In the copy, include every entry exactly but none of the images.

--- Begin ENTRIES SUPPLIED ---

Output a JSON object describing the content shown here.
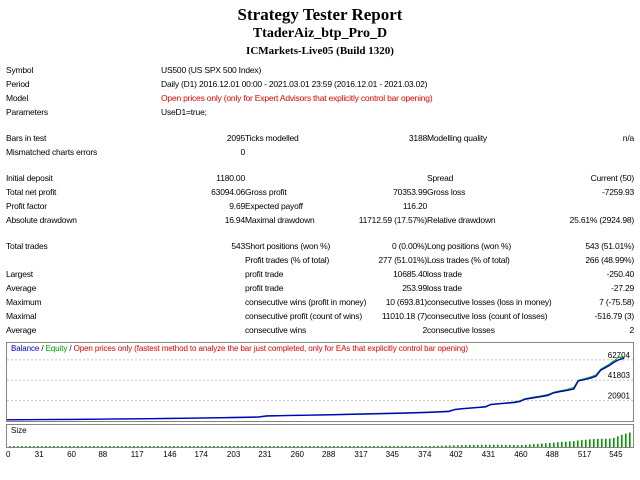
{
  "header": {
    "title": "Strategy Tester Report",
    "expert": "TtaderAiz_btp_Pro_D",
    "server": "ICMarkets-Live05 (Build 1320)"
  },
  "report_rows": [
    {
      "type": "wide",
      "label": "Symbol",
      "value": "US500 (US SPX 500 Index)"
    },
    {
      "type": "wide",
      "label": "Period",
      "value": "Daily (D1) 2016.12.01 00:00 - 2021.03.01 23:59 (2016.12.01 - 2021.03.02)"
    },
    {
      "type": "wide",
      "label": "Model",
      "value": "Open prices only (only for Expert Advisors that explicitly control bar opening)",
      "color": "#e00000"
    },
    {
      "type": "wide",
      "label": "Parameters",
      "value": "UseD1=true;"
    },
    {
      "type": "spacer"
    },
    {
      "type": "cells",
      "cells": [
        "Bars in test",
        "2095",
        "Ticks modelled",
        "3188",
        "Modelling quality",
        "n/a"
      ]
    },
    {
      "type": "cells",
      "cells": [
        "Mismatched charts errors",
        "0",
        "",
        "",
        "",
        ""
      ]
    },
    {
      "type": "spacer"
    },
    {
      "type": "cells",
      "cells": [
        "Initial deposit",
        "1180.00",
        "",
        "",
        "Spread",
        "Current (50)"
      ]
    },
    {
      "type": "cells",
      "cells": [
        "Total net profit",
        "63094.06",
        "Gross profit",
        "70353.99",
        "Gross loss",
        "-7259.93"
      ]
    },
    {
      "type": "cells",
      "cells": [
        "Profit factor",
        "9.69",
        "Expected payoff",
        "116.20",
        "",
        ""
      ]
    },
    {
      "type": "cells",
      "cells": [
        "Absolute drawdown",
        "16.94",
        "Maximal drawdown",
        "11712.59 (17.57%)",
        "Relative drawdown",
        "25.61% (2924.98)"
      ]
    },
    {
      "type": "spacer"
    },
    {
      "type": "cells",
      "cells": [
        "Total trades",
        "543",
        "Short positions (won %)",
        "0 (0.00%)",
        "Long positions (won %)",
        "543 (51.01%)"
      ]
    },
    {
      "type": "cells",
      "cells": [
        "",
        "",
        "Profit trades (% of total)",
        "277 (51.01%)",
        "Loss trades (% of total)",
        "266 (48.99%)"
      ]
    },
    {
      "type": "cells",
      "cells": [
        "Largest",
        "",
        "profit trade",
        "10685.40",
        "loss trade",
        "-250.40"
      ]
    },
    {
      "type": "cells",
      "cells": [
        "Average",
        "",
        "profit trade",
        "253.99",
        "loss trade",
        "-27.29"
      ]
    },
    {
      "type": "cells",
      "cells": [
        "Maximum",
        "",
        "consecutive wins (profit in money)",
        "10 (693.81)",
        "consecutive losses (loss in money)",
        "7 (-75.58)"
      ]
    },
    {
      "type": "cells",
      "cells": [
        "Maximal",
        "",
        "consecutive profit (count of wins)",
        "11010.18 (7)",
        "consecutive loss (count of losses)",
        "-516.79 (3)"
      ]
    },
    {
      "type": "cells",
      "cells": [
        "Average",
        "",
        "consecutive wins",
        "2",
        "consecutive losses",
        "2"
      ]
    }
  ],
  "chart_data": {
    "type": "line",
    "legend": {
      "balance": "Balance",
      "sep": " / ",
      "equity": "Equity",
      "note": "Open prices only (fastest method to analyze the bar just completed, only for EAs that explicitly control bar opening)"
    },
    "size_label": "Size",
    "x_max": 560,
    "y_max": 80000,
    "y_ticks": [
      62704,
      41803,
      20901
    ],
    "x_ticks": [
      0,
      31,
      60,
      88,
      117,
      146,
      174,
      203,
      231,
      260,
      288,
      317,
      345,
      374,
      402,
      431,
      460,
      488,
      517,
      545
    ],
    "balance_color": "#0000c8",
    "equity_color": "#00a000",
    "size_color": "#009900",
    "grid_color": "#c8c8c8",
    "note_color": "#e00000",
    "balance": [
      [
        0,
        1180
      ],
      [
        30,
        1400
      ],
      [
        60,
        1650
      ],
      [
        90,
        1950
      ],
      [
        120,
        2300
      ],
      [
        150,
        2700
      ],
      [
        180,
        3150
      ],
      [
        205,
        3600
      ],
      [
        225,
        4000
      ],
      [
        232,
        5100
      ],
      [
        250,
        5500
      ],
      [
        270,
        5950
      ],
      [
        290,
        6400
      ],
      [
        310,
        6900
      ],
      [
        330,
        7400
      ],
      [
        350,
        7900
      ],
      [
        370,
        8500
      ],
      [
        385,
        9100
      ],
      [
        395,
        9700
      ],
      [
        401,
        11800
      ],
      [
        408,
        12600
      ],
      [
        415,
        13200
      ],
      [
        422,
        13900
      ],
      [
        428,
        14500
      ],
      [
        433,
        16900
      ],
      [
        440,
        17600
      ],
      [
        447,
        18300
      ],
      [
        454,
        19000
      ],
      [
        459,
        20000
      ],
      [
        463,
        22300
      ],
      [
        470,
        23600
      ],
      [
        477,
        24800
      ],
      [
        484,
        26200
      ],
      [
        489,
        28800
      ],
      [
        495,
        30200
      ],
      [
        501,
        31400
      ],
      [
        507,
        32800
      ],
      [
        511,
        41000
      ],
      [
        517,
        42600
      ],
      [
        523,
        44300
      ],
      [
        527,
        46000
      ],
      [
        531,
        52000
      ],
      [
        535,
        54500
      ],
      [
        539,
        57000
      ],
      [
        542,
        59500
      ],
      [
        545,
        61500
      ],
      [
        548,
        63200
      ],
      [
        552,
        64274
      ]
    ],
    "equity": [
      [
        0,
        1180
      ],
      [
        30,
        1500
      ],
      [
        60,
        1800
      ],
      [
        90,
        2100
      ],
      [
        120,
        2500
      ],
      [
        150,
        2950
      ],
      [
        180,
        3400
      ],
      [
        205,
        3900
      ],
      [
        225,
        4400
      ],
      [
        232,
        5300
      ],
      [
        250,
        5750
      ],
      [
        270,
        6200
      ],
      [
        290,
        6700
      ],
      [
        310,
        7250
      ],
      [
        330,
        7750
      ],
      [
        350,
        8300
      ],
      [
        370,
        8950
      ],
      [
        385,
        9600
      ],
      [
        395,
        10300
      ],
      [
        401,
        12100
      ],
      [
        408,
        12900
      ],
      [
        415,
        13600
      ],
      [
        422,
        14300
      ],
      [
        428,
        15100
      ],
      [
        433,
        17300
      ],
      [
        440,
        18000
      ],
      [
        447,
        18800
      ],
      [
        454,
        19600
      ],
      [
        459,
        20800
      ],
      [
        463,
        22900
      ],
      [
        470,
        24300
      ],
      [
        477,
        25600
      ],
      [
        484,
        27200
      ],
      [
        489,
        29500
      ],
      [
        495,
        31000
      ],
      [
        501,
        32300
      ],
      [
        507,
        34500
      ],
      [
        511,
        41800
      ],
      [
        517,
        43500
      ],
      [
        523,
        45500
      ],
      [
        527,
        47500
      ],
      [
        531,
        53000
      ],
      [
        535,
        55800
      ],
      [
        539,
        58500
      ],
      [
        542,
        61000
      ],
      [
        545,
        63500
      ],
      [
        547,
        66200
      ],
      [
        549,
        64800
      ],
      [
        551,
        66500
      ],
      [
        552,
        64274
      ]
    ],
    "size_envelope": [
      [
        0,
        0.08
      ],
      [
        120,
        0.11
      ],
      [
        220,
        0.16
      ],
      [
        300,
        0.24
      ],
      [
        360,
        0.35
      ],
      [
        410,
        0.55
      ],
      [
        450,
        0.8
      ],
      [
        480,
        1.1
      ],
      [
        505,
        1.6
      ],
      [
        520,
        2.4
      ],
      [
        535,
        3.4
      ],
      [
        548,
        4.6
      ],
      [
        560,
        5.0
      ]
    ],
    "size_max": 5.0
  }
}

--- End ENTRIES SUPPLIED ---

FINAL ANSWER:
Output a JSON object describing the content shown here.
{
  "header": {
    "title": "Strategy Tester Report",
    "expert": "TtaderAiz_btp_Pro_D",
    "server": "ICMarkets-Live05 (Build 1320)"
  },
  "report_rows": [
    {
      "type": "wide",
      "label": "Symbol",
      "value": "US500 (US SPX 500 Index)"
    },
    {
      "type": "wide",
      "label": "Period",
      "value": "Daily (D1) 2016.12.01 00:00 - 2021.03.01 23:59 (2016.12.01 - 2021.03.02)"
    },
    {
      "type": "wide",
      "label": "Model",
      "value": "Open prices only (only for Expert Advisors that explicitly control bar opening)",
      "color": "#e00000"
    },
    {
      "type": "wide",
      "label": "Parameters",
      "value": "UseD1=true;"
    },
    {
      "type": "spacer"
    },
    {
      "type": "cells",
      "cells": [
        "Bars in test",
        "2095",
        "Ticks modelled",
        "3188",
        "Modelling quality",
        "n/a"
      ]
    },
    {
      "type": "cells",
      "cells": [
        "Mismatched charts errors",
        "0",
        "",
        "",
        "",
        ""
      ]
    },
    {
      "type": "spacer"
    },
    {
      "type": "cells",
      "cells": [
        "Initial deposit",
        "1180.00",
        "",
        "",
        "Spread",
        "Current (50)"
      ]
    },
    {
      "type": "cells",
      "cells": [
        "Total net profit",
        "63094.06",
        "Gross profit",
        "70353.99",
        "Gross loss",
        "-7259.93"
      ]
    },
    {
      "type": "cells",
      "cells": [
        "Profit factor",
        "9.69",
        "Expected payoff",
        "116.20",
        "",
        ""
      ]
    },
    {
      "type": "cells",
      "cells": [
        "Absolute drawdown",
        "16.94",
        "Maximal drawdown",
        "11712.59 (17.57%)",
        "Relative drawdown",
        "25.61% (2924.98)"
      ]
    },
    {
      "type": "spacer"
    },
    {
      "type": "cells",
      "cells": [
        "Total trades",
        "543",
        "Short positions (won %)",
        "0 (0.00%)",
        "Long positions (won %)",
        "543 (51.01%)"
      ]
    },
    {
      "type": "cells",
      "cells": [
        "",
        "",
        "Profit trades (% of total)",
        "277 (51.01%)",
        "Loss trades (% of total)",
        "266 (48.99%)"
      ]
    },
    {
      "type": "cells",
      "cells": [
        "Largest",
        "",
        "profit trade",
        "10685.40",
        "loss trade",
        "-250.40"
      ]
    },
    {
      "type": "cells",
      "cells": [
        "Average",
        "",
        "profit trade",
        "253.99",
        "loss trade",
        "-27.29"
      ]
    },
    {
      "type": "cells",
      "cells": [
        "Maximum",
        "",
        "consecutive wins (profit in money)",
        "10 (693.81)",
        "consecutive losses (loss in money)",
        "7 (-75.58)"
      ]
    },
    {
      "type": "cells",
      "cells": [
        "Maximal",
        "",
        "consecutive profit (count of wins)",
        "11010.18 (7)",
        "consecutive loss (count of losses)",
        "-516.79 (3)"
      ]
    },
    {
      "type": "cells",
      "cells": [
        "Average",
        "",
        "consecutive wins",
        "2",
        "consecutive losses",
        "2"
      ]
    }
  ],
  "chart_data": {
    "type": "line",
    "legend": {
      "balance": "Balance",
      "sep": " / ",
      "equity": "Equity",
      "note": "Open prices only (fastest method to analyze the bar just completed, only for EAs that explicitly control bar opening)"
    },
    "size_label": "Size",
    "x_max": 560,
    "y_max": 80000,
    "y_ticks": [
      62704,
      41803,
      20901
    ],
    "x_ticks": [
      0,
      31,
      60,
      88,
      117,
      146,
      174,
      203,
      231,
      260,
      288,
      317,
      345,
      374,
      402,
      431,
      460,
      488,
      517,
      545
    ],
    "balance_color": "#0000c8",
    "equity_color": "#00a000",
    "size_color": "#009900",
    "grid_color": "#c8c8c8",
    "note_color": "#e00000",
    "balance": [
      [
        0,
        1180
      ],
      [
        30,
        1400
      ],
      [
        60,
        1650
      ],
      [
        90,
        1950
      ],
      [
        120,
        2300
      ],
      [
        150,
        2700
      ],
      [
        180,
        3150
      ],
      [
        205,
        3600
      ],
      [
        225,
        4000
      ],
      [
        232,
        5100
      ],
      [
        250,
        5500
      ],
      [
        270,
        5950
      ],
      [
        290,
        6400
      ],
      [
        310,
        6900
      ],
      [
        330,
        7400
      ],
      [
        350,
        7900
      ],
      [
        370,
        8500
      ],
      [
        385,
        9100
      ],
      [
        395,
        9700
      ],
      [
        401,
        11800
      ],
      [
        408,
        12600
      ],
      [
        415,
        13200
      ],
      [
        422,
        13900
      ],
      [
        428,
        14500
      ],
      [
        433,
        16900
      ],
      [
        440,
        17600
      ],
      [
        447,
        18300
      ],
      [
        454,
        19000
      ],
      [
        459,
        20000
      ],
      [
        463,
        22300
      ],
      [
        470,
        23600
      ],
      [
        477,
        24800
      ],
      [
        484,
        26200
      ],
      [
        489,
        28800
      ],
      [
        495,
        30200
      ],
      [
        501,
        31400
      ],
      [
        507,
        32800
      ],
      [
        511,
        41000
      ],
      [
        517,
        42600
      ],
      [
        523,
        44300
      ],
      [
        527,
        46000
      ],
      [
        531,
        52000
      ],
      [
        535,
        54500
      ],
      [
        539,
        57000
      ],
      [
        542,
        59500
      ],
      [
        545,
        61500
      ],
      [
        548,
        63200
      ],
      [
        552,
        64274
      ]
    ],
    "equity": [
      [
        0,
        1180
      ],
      [
        30,
        1500
      ],
      [
        60,
        1800
      ],
      [
        90,
        2100
      ],
      [
        120,
        2500
      ],
      [
        150,
        2950
      ],
      [
        180,
        3400
      ],
      [
        205,
        3900
      ],
      [
        225,
        4400
      ],
      [
        232,
        5300
      ],
      [
        250,
        5750
      ],
      [
        270,
        6200
      ],
      [
        290,
        6700
      ],
      [
        310,
        7250
      ],
      [
        330,
        7750
      ],
      [
        350,
        8300
      ],
      [
        370,
        8950
      ],
      [
        385,
        9600
      ],
      [
        395,
        10300
      ],
      [
        401,
        12100
      ],
      [
        408,
        12900
      ],
      [
        415,
        13600
      ],
      [
        422,
        14300
      ],
      [
        428,
        15100
      ],
      [
        433,
        17300
      ],
      [
        440,
        18000
      ],
      [
        447,
        18800
      ],
      [
        454,
        19600
      ],
      [
        459,
        20800
      ],
      [
        463,
        22900
      ],
      [
        470,
        24300
      ],
      [
        477,
        25600
      ],
      [
        484,
        27200
      ],
      [
        489,
        29500
      ],
      [
        495,
        31000
      ],
      [
        501,
        32300
      ],
      [
        507,
        34500
      ],
      [
        511,
        41800
      ],
      [
        517,
        43500
      ],
      [
        523,
        45500
      ],
      [
        527,
        47500
      ],
      [
        531,
        53000
      ],
      [
        535,
        55800
      ],
      [
        539,
        58500
      ],
      [
        542,
        61000
      ],
      [
        545,
        63500
      ],
      [
        547,
        66200
      ],
      [
        549,
        64800
      ],
      [
        551,
        66500
      ],
      [
        552,
        64274
      ]
    ],
    "size_envelope": [
      [
        0,
        0.08
      ],
      [
        120,
        0.11
      ],
      [
        220,
        0.16
      ],
      [
        300,
        0.24
      ],
      [
        360,
        0.35
      ],
      [
        410,
        0.55
      ],
      [
        450,
        0.8
      ],
      [
        480,
        1.1
      ],
      [
        505,
        1.6
      ],
      [
        520,
        2.4
      ],
      [
        535,
        3.4
      ],
      [
        548,
        4.6
      ],
      [
        560,
        5.0
      ]
    ],
    "size_max": 5.0
  }
}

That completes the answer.